Collect each line of the entries that holds the string "establecimiento".

━━━

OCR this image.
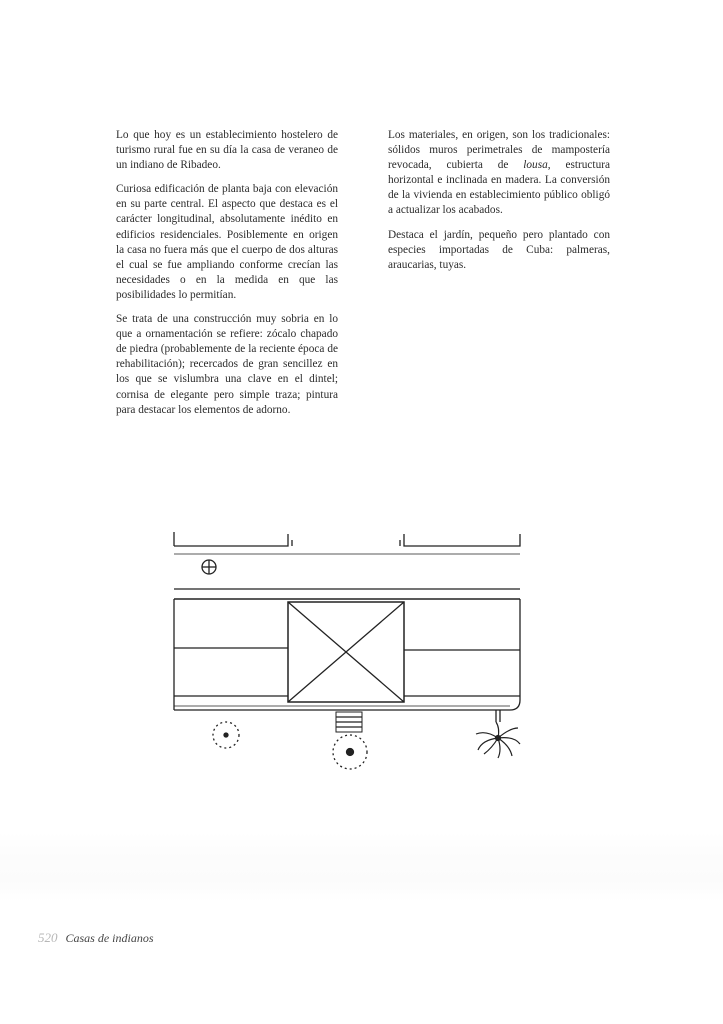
Lo que hoy es un establecimiento hostelero de turismo rural fue en su día la casa de veraneo de un indiano de Ribadeo.

Curiosa edificación de planta baja con elevación en su parte central. El aspecto que destaca es el carácter longitudinal, absolutamente inédito en edificios residenciales. Posiblemente en origen la casa no fuera más que el cuerpo de dos alturas el cual se fue ampliando conforme crecían las necesidades o en la medida en que las posibilidades lo permitían.

Se trata de una construcción muy sobria en lo que a ornamentación se refiere: zócalo chapado de piedra (probablemente de la reciente época de rehabilitación); recercados de gran sencillez en los que se vislumbra una clave en el dintel; cornisa de elegante pero simple traza; pintura para destacar los elementos de adorno.

Los materiales, en origen, son los tradicionales: sólidos muros perimetrales de mampostería revocada, cubierta de lousa, estructura horizontal e inclinada en madera. La conversión de la vivienda en establecimiento público obligó a actualizar los acabados.

Destaca el jardín, pequeño pero plantado con especies importadas de Cuba: palmeras, araucarias, tuyas.

520 Casas de indianos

━━━

> [FINISHED ANSWER]
Lo que hoy es un establecimiento hostelero de turismo rural fue en su día la casa de veraneo de un indiano de Ribadeo.
Los materiales, en origen, son los tradicionales: sólidos muros perimetrales de mampostería revocada, cubierta de lousa, estructura horizontal e inclinada en madera. La conversión de la vivienda en establecimiento público obligó a actualizar los acabados.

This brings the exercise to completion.